## Work to do
Report how many lines hold the string "使学生学会解比例的方法". Give the number and nothing else.

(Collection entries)

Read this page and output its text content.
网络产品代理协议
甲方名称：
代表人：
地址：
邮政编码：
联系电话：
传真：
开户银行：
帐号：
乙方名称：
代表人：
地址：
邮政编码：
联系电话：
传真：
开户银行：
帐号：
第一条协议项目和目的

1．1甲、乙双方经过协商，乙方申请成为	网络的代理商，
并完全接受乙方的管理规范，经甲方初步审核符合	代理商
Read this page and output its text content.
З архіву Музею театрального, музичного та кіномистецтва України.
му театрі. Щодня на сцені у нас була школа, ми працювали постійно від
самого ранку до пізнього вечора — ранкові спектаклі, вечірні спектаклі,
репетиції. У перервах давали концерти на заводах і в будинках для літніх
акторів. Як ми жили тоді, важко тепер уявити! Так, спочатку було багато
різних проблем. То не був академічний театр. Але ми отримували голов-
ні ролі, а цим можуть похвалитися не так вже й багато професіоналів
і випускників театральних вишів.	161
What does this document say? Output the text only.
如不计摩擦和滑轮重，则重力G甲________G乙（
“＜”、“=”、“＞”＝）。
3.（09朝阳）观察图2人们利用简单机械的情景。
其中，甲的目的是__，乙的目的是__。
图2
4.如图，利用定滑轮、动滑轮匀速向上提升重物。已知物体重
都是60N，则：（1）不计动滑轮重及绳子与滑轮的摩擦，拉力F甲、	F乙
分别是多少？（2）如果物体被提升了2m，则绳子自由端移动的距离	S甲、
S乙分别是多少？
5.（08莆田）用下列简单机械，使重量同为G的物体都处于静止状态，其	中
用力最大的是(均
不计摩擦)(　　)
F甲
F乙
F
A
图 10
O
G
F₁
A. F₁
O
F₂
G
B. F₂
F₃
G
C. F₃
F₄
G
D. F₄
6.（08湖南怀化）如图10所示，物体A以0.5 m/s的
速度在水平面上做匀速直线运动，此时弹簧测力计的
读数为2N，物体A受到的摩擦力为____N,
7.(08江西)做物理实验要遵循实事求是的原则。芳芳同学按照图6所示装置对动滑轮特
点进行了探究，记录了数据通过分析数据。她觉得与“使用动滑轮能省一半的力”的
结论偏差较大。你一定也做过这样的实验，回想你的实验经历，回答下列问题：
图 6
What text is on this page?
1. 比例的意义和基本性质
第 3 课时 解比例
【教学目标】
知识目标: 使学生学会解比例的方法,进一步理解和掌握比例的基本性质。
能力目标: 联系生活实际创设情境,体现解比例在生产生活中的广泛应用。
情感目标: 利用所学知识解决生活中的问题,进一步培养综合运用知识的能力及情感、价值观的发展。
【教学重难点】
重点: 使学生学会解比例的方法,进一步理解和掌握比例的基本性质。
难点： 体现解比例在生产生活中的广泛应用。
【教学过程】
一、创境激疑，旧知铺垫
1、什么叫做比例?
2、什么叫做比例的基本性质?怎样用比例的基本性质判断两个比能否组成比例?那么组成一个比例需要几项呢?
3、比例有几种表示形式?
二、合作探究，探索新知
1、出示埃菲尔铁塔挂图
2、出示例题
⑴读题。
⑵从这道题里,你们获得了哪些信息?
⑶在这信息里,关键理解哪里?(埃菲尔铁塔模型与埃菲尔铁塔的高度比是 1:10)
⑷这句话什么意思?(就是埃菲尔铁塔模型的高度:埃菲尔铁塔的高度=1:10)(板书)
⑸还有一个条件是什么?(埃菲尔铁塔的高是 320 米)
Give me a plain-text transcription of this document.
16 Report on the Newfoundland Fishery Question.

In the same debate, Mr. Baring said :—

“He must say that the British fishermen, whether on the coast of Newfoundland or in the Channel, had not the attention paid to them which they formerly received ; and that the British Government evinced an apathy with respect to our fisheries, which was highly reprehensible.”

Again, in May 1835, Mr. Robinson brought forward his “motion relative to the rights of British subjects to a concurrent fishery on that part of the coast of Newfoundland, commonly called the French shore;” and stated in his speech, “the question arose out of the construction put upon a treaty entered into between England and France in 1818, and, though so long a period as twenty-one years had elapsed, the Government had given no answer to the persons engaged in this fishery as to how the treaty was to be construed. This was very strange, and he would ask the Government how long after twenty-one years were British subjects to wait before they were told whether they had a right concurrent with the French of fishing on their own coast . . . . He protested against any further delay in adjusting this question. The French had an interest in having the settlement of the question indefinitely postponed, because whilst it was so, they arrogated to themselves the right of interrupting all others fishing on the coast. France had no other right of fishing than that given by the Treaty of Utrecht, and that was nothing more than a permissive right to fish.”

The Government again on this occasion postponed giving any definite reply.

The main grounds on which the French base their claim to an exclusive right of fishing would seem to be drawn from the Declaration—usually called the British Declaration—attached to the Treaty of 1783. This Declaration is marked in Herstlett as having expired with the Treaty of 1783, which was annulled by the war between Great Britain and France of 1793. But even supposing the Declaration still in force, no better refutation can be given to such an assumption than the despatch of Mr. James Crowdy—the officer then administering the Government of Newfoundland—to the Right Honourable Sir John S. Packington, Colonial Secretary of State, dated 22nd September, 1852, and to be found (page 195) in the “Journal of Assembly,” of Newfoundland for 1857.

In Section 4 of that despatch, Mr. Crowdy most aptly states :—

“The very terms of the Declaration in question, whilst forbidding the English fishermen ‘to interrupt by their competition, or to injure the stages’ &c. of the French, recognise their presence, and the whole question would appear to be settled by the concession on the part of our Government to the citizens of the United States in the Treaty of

## Exercise response
2